Exercise directions:
Output the data below in full, byte for byte. Nothing may differ.

____________

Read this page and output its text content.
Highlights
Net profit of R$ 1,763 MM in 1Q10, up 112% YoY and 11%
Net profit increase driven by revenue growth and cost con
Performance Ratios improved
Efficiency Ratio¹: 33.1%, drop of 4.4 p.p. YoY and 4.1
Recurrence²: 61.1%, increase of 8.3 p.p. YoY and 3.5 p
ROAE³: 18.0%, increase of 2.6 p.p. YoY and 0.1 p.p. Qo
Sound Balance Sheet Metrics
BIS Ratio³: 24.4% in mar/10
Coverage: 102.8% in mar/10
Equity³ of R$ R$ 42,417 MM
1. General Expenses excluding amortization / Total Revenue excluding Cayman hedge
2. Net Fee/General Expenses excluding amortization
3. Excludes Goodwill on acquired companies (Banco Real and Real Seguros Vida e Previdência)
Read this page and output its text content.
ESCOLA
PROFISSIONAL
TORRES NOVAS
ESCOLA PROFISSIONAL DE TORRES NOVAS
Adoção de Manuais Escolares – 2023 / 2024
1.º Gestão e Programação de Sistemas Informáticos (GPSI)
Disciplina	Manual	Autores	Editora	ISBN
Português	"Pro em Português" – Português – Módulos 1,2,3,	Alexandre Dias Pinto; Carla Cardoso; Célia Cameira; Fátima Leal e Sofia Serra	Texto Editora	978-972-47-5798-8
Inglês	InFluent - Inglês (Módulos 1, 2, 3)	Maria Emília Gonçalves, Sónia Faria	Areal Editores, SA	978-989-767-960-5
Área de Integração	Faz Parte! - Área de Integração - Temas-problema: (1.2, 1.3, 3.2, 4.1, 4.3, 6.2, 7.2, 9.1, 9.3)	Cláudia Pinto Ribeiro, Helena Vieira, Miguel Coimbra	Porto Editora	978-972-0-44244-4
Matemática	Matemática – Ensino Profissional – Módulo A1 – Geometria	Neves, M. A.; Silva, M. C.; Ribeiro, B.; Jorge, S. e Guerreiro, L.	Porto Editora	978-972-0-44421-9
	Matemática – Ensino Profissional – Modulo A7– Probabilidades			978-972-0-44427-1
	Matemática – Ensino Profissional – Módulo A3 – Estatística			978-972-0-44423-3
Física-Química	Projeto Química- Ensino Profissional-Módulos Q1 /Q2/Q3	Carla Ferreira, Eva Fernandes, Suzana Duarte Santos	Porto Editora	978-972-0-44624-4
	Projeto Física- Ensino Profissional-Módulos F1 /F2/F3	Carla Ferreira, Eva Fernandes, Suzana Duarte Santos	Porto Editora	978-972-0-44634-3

____________

Full response:
Read this page and output its text content.
Highlights
Net profit of R$ 1,763 MM in 1Q10, up 112% YoY and 11%
Net profit increase driven by revenue growth and cost con
Performance Ratios improved
Efficiency Ratio¹: 33.1%, drop of 4.4 p.p. YoY and 4.1
Recurrence²: 61.1%, increase of 8.3 p.p. YoY and 3.5 p
ROAE³: 18.0%, increase of 2.6 p.p. YoY and 0.1 p.p. Qo
Sound Balance Sheet Metrics
BIS Ratio³: 24.4% in mar/10
Coverage: 102.8% in mar/10
Equity³ of R$ R$ 42,417 MM
1. General Expenses excluding amortization / Total Revenue excluding Cayman hedge
2. Net Fee/General Expenses excluding amortization
3. Excludes Goodwill on acquired companies (Banco Real and Real Seguros Vida e Previdência)
Read this page and output its text content.
ESCOLA
PROFISSIONAL
TORRES NOVAS
ESCOLA PROFISSIONAL DE TORRES NOVAS
Adoção de Manuais Escolares – 2023 / 2024
1.º Gestão e Programação de Sistemas Informáticos (GPSI)
Disciplina	Manual	Autores	Editora	ISBN
Português	"Pro em Português" – Português – Módulos 1,2,3,	Alexandre Dias Pinto; Carla Cardoso; Célia Cameira; Fátima Leal e Sofia Serra	Texto Editora	978-972-47-5798-8
Inglês	InFluent - Inglês (Módulos 1, 2, 3)	Maria Emília Gonçalves, Sónia Faria	Areal Editores, SA	978-989-767-960-5
Área de Integração	Faz Parte! - Área de Integração - Temas-problema: (1.2, 1.3, 3.2, 4.1, 4.3, 6.2, 7.2, 9.1, 9.3)	Cláudia Pinto Ribeiro, Helena Vieira, Miguel Coimbra	Porto Editora	978-972-0-44244-4
Matemática	Matemática – Ensino Profissional – Módulo A1 – Geometria	Neves, M. A.; Silva, M. C.; Ribeiro, B.; Jorge, S. e Guerreiro, L.	Porto Editora	978-972-0-44421-9
	Matemática – Ensino Profissional – Modulo A7– Probabilidades			978-972-0-44427-1
	Matemática – Ensino Profissional – Módulo A3 – Estatística			978-972-0-44423-3
Física-Química	Projeto Química- Ensino Profissional-Módulos Q1 /Q2/Q3	Carla Ferreira, Eva Fernandes, Suzana Duarte Santos	Porto Editora	978-972-0-44624-4
	Projeto Física- Ensino Profissional-Módulos F1 /F2/F3	Carla Ferreira, Eva Fernandes, Suzana Duarte Santos	Porto Editora	978-972-0-44634-3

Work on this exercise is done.